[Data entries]
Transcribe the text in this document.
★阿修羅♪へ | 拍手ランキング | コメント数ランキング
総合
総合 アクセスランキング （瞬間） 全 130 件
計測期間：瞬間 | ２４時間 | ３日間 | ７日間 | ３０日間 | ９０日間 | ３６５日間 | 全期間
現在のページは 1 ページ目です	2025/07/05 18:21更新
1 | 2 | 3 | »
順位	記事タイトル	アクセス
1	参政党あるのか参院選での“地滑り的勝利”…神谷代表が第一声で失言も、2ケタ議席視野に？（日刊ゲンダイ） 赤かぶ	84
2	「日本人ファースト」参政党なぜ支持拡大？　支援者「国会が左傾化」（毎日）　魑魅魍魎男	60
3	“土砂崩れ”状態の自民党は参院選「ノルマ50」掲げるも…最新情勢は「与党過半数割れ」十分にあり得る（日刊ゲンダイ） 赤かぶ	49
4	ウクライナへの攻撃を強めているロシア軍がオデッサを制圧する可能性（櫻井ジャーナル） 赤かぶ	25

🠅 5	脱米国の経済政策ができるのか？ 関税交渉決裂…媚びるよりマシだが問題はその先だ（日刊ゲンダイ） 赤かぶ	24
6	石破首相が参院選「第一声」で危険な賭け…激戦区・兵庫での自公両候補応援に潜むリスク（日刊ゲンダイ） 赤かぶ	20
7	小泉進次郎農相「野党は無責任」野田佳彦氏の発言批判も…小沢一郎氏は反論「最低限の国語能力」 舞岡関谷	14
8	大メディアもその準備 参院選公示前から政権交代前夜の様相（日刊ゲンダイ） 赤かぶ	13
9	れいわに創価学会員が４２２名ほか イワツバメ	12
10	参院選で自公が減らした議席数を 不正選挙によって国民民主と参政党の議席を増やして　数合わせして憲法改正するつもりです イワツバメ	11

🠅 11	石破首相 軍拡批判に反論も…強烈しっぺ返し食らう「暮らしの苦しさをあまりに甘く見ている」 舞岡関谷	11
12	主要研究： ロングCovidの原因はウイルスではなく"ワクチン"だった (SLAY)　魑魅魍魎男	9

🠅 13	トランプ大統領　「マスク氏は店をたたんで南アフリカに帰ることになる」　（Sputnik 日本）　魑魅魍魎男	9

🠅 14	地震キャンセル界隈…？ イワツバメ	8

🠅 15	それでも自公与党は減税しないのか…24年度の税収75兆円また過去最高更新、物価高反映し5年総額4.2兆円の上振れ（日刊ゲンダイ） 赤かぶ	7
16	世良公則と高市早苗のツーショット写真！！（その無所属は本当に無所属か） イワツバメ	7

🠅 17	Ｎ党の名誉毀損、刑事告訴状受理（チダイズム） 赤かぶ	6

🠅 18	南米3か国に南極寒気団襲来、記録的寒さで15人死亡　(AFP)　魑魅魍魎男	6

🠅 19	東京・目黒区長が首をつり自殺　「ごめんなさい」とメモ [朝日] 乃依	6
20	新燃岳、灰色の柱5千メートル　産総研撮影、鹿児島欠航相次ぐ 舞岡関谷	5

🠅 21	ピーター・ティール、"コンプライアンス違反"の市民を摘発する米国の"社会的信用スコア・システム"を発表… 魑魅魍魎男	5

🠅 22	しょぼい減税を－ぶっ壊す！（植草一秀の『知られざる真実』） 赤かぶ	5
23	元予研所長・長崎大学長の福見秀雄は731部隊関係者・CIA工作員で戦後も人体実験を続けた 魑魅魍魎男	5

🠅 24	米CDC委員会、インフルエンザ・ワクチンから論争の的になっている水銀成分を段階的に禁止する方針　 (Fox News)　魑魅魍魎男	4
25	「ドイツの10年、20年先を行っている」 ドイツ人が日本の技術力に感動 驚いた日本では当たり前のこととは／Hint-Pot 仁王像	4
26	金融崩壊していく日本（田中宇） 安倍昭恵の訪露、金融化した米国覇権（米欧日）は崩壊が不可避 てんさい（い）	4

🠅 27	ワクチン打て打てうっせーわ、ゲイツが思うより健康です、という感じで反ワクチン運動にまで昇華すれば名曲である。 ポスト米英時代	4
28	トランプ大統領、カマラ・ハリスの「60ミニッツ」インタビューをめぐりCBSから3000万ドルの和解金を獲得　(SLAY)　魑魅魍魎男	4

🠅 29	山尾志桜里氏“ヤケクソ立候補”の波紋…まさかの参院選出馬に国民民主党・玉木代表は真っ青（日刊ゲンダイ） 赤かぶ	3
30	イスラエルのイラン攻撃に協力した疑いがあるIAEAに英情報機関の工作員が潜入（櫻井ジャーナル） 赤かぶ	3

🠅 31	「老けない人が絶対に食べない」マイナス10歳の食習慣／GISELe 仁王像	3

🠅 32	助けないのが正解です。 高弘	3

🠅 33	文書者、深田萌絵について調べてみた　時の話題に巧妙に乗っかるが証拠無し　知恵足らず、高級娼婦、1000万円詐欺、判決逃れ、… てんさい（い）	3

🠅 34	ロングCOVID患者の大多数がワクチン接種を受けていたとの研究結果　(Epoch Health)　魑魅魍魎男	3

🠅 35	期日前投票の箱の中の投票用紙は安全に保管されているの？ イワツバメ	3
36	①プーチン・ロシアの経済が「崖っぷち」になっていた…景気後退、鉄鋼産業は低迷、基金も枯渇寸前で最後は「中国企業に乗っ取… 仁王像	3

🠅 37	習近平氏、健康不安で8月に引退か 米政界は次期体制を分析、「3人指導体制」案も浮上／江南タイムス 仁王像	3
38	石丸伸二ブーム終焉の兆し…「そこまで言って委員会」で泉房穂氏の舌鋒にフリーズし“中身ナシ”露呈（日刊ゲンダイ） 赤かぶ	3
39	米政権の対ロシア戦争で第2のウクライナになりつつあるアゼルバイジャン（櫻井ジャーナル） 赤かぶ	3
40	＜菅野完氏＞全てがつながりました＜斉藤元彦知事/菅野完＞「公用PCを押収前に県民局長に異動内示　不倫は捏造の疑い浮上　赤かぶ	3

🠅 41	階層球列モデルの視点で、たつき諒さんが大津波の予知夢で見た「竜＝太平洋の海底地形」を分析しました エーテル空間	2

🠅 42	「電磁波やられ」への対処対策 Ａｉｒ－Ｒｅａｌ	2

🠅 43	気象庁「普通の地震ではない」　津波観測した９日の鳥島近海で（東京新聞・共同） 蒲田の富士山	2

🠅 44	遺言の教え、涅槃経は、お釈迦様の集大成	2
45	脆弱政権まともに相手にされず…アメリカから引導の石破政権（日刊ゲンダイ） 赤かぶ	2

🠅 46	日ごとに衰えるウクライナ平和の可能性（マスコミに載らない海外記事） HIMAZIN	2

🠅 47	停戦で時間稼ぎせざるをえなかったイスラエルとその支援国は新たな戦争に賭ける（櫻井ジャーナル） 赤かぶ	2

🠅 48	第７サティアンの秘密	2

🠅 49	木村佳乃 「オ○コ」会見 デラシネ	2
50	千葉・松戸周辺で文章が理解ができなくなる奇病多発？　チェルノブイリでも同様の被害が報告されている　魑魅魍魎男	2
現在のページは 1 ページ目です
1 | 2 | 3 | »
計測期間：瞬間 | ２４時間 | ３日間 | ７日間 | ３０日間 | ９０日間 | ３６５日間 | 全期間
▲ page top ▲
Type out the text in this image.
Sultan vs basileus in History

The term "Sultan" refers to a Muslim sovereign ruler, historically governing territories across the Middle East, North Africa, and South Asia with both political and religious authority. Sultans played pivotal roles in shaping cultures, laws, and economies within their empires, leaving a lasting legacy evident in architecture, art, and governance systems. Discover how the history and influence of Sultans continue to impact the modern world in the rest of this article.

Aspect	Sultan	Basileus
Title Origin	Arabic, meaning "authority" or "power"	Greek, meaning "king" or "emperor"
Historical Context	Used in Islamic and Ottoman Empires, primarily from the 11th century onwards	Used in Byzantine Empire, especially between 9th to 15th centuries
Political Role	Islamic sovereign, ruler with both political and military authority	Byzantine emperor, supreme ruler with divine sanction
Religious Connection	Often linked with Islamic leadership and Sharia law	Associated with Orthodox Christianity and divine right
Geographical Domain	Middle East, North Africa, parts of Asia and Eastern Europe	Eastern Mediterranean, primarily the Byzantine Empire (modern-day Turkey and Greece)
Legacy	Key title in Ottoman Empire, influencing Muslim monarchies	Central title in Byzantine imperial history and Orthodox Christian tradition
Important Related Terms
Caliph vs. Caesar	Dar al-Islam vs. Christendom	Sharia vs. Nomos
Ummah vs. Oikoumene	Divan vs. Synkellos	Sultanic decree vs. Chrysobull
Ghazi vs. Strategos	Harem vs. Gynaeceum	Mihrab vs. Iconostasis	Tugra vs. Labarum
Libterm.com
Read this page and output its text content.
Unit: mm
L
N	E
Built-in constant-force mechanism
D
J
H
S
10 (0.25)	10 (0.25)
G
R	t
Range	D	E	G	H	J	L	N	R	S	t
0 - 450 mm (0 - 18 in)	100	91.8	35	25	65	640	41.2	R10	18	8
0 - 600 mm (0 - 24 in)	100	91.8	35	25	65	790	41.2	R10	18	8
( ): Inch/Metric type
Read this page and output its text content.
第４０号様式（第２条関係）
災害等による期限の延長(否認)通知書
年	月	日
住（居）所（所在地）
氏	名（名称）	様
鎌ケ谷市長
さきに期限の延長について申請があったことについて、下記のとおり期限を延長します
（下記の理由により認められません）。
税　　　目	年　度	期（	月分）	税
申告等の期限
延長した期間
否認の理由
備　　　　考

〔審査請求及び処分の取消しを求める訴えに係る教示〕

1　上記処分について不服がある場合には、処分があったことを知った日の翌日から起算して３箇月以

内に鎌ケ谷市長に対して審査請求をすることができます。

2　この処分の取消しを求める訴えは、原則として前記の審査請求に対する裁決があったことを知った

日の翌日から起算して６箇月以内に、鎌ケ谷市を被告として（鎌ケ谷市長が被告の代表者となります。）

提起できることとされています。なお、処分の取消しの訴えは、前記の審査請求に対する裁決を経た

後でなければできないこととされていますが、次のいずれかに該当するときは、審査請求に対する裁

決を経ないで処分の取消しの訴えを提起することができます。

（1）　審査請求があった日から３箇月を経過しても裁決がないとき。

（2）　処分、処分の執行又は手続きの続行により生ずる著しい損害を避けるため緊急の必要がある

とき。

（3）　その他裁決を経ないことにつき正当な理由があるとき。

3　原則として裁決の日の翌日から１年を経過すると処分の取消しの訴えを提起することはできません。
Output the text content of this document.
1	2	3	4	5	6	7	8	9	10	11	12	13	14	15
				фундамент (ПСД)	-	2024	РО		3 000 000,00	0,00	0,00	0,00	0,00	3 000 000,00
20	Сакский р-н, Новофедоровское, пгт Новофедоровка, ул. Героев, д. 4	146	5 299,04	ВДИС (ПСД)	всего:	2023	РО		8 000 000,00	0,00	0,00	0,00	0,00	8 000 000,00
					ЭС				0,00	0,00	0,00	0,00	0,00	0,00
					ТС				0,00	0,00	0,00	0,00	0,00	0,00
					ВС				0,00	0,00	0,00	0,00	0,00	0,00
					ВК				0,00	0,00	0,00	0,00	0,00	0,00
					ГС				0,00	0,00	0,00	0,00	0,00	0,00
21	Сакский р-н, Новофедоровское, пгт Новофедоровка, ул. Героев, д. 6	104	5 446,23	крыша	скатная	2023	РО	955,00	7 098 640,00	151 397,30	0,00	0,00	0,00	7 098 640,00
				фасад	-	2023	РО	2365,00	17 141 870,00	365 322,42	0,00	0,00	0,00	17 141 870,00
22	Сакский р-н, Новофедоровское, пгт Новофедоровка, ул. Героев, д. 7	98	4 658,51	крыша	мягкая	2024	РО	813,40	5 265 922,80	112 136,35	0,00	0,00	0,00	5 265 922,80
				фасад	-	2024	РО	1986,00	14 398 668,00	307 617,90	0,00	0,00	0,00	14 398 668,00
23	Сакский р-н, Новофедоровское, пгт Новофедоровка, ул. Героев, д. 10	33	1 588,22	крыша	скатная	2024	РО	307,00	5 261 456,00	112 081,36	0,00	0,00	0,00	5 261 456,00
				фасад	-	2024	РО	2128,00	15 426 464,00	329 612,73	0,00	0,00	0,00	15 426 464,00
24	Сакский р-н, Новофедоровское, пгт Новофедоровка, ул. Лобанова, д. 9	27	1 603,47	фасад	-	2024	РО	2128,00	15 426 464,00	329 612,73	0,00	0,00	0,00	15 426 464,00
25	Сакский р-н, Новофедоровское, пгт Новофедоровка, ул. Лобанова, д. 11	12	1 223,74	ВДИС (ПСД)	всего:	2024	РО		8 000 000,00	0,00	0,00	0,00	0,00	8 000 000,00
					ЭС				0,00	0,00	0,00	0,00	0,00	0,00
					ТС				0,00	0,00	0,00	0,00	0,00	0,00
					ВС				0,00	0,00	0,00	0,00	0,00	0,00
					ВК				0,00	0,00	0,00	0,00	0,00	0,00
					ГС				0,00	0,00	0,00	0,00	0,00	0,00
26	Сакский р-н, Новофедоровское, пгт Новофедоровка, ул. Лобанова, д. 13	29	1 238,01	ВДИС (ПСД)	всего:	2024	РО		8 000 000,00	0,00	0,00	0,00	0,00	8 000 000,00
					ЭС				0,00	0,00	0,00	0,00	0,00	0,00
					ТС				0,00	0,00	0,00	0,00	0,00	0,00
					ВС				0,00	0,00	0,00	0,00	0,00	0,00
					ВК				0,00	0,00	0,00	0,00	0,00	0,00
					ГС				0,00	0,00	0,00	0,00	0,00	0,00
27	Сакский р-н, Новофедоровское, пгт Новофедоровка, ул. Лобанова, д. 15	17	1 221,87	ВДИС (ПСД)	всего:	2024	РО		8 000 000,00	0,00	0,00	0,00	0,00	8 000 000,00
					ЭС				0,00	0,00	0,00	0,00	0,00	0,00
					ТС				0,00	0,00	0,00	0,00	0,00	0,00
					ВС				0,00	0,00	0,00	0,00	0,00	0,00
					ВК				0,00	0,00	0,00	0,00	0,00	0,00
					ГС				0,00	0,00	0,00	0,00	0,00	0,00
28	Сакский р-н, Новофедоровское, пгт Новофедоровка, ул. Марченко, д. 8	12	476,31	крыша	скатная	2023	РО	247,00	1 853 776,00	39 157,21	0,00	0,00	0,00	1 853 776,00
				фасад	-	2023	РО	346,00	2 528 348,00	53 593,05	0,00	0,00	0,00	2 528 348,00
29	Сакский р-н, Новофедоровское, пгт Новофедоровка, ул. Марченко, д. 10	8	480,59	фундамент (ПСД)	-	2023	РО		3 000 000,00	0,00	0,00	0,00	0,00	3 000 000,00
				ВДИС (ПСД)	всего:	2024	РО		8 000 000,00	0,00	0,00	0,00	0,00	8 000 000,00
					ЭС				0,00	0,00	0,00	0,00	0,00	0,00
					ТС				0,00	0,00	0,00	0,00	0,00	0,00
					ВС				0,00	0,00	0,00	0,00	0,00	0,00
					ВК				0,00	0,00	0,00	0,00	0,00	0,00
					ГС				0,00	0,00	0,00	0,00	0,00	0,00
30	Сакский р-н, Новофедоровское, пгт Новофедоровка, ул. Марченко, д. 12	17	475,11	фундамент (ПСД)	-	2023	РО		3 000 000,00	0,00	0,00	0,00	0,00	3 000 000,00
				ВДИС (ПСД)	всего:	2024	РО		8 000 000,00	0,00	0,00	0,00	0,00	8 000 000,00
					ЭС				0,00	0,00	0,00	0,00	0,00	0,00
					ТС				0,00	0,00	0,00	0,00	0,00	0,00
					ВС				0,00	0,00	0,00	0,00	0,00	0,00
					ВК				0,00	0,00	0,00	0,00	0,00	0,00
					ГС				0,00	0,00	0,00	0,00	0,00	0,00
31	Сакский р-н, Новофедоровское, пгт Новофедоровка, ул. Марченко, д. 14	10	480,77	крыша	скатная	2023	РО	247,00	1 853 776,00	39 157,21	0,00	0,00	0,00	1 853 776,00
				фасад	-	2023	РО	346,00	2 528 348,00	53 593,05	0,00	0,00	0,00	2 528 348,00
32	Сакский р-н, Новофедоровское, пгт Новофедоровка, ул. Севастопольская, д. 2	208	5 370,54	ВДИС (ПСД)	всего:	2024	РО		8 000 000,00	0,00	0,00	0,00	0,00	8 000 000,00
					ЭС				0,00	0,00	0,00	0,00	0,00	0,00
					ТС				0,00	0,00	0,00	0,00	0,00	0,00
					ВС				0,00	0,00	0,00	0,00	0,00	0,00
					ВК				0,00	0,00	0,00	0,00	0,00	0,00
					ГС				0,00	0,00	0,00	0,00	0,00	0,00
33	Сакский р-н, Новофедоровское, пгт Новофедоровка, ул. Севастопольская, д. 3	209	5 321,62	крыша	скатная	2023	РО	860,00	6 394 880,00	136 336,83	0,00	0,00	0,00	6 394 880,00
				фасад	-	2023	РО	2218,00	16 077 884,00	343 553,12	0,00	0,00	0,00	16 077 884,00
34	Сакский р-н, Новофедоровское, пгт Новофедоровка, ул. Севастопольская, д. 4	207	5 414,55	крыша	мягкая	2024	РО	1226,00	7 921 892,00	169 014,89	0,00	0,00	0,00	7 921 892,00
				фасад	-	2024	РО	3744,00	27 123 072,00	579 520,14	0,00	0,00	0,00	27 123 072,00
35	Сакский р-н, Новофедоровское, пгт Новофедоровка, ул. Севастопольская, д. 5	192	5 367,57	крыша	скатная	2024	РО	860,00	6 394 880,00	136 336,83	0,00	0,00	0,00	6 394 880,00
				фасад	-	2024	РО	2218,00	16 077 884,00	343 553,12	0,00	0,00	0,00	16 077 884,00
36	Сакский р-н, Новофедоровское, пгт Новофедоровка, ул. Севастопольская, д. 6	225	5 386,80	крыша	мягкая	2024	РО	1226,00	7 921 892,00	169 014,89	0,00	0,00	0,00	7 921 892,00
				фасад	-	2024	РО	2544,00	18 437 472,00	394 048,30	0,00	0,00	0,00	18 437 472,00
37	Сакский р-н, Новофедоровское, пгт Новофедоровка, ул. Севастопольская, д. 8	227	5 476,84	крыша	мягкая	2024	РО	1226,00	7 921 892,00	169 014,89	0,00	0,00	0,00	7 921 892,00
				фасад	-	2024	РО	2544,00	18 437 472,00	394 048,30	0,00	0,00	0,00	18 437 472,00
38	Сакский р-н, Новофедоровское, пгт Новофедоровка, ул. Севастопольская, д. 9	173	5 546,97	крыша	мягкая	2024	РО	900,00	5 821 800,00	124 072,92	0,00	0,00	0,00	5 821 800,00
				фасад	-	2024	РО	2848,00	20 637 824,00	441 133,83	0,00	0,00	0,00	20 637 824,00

_Exercise details_. Pull out all lines in the data above that include "document".

_Solution_.
Transcribe the text in this document.
Output the text content of this document.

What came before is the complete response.